__DESCRIPTION OF THE TASK__. Among the following entries, count the lines that contain "text" and report only the result.

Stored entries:
..........
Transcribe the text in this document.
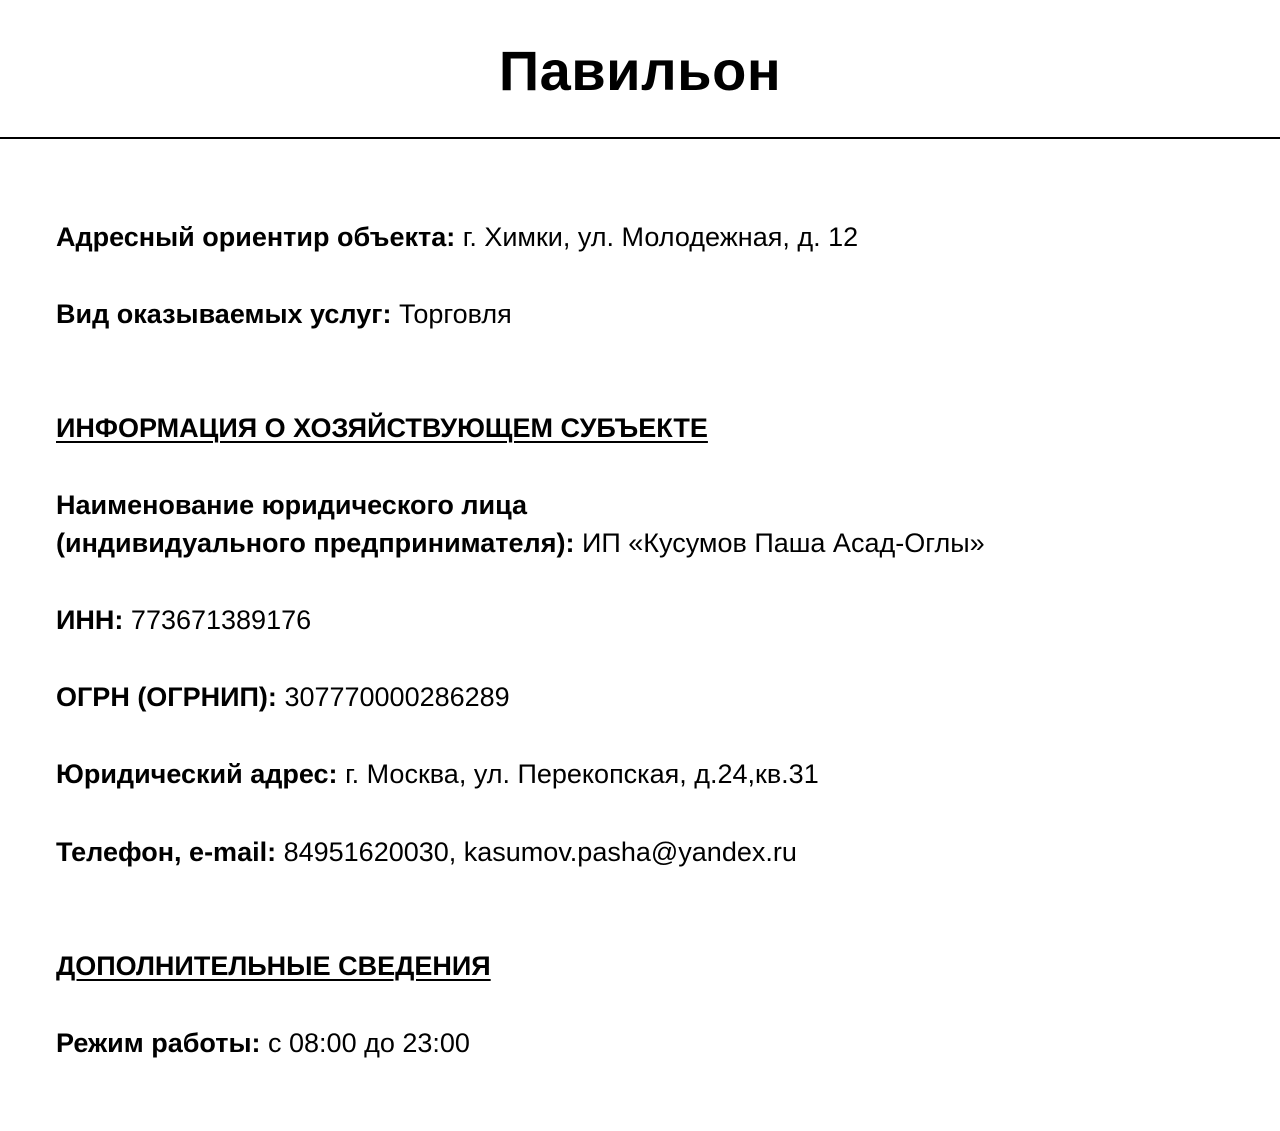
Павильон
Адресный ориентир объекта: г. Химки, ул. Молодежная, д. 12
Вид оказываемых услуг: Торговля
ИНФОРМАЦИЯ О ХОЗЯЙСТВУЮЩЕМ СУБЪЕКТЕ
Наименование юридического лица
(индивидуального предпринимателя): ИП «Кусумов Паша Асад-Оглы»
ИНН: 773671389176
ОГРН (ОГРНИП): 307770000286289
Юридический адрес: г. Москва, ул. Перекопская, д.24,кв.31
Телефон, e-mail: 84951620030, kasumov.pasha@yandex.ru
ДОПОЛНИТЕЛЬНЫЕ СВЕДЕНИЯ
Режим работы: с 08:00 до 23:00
..........
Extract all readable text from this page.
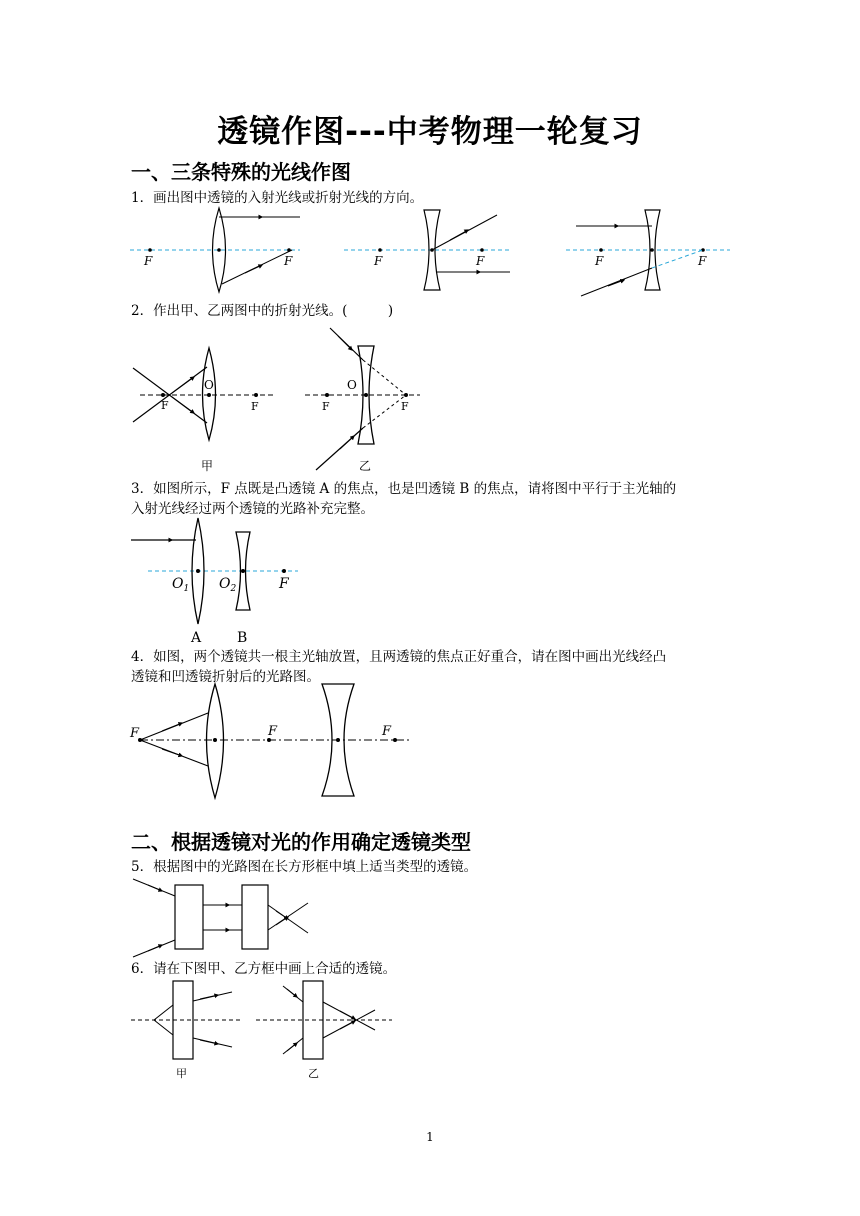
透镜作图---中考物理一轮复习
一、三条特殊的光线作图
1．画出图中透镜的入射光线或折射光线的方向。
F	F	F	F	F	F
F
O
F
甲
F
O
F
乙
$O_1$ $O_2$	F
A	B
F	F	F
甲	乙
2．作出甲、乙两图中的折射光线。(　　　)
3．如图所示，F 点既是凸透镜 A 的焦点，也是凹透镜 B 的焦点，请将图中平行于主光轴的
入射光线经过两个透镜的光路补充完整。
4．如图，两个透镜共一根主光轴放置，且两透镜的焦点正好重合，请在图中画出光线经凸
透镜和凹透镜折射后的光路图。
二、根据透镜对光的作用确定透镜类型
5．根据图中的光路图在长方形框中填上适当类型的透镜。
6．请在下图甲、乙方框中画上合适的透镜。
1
..........
__SOLUTION BELOW__. 2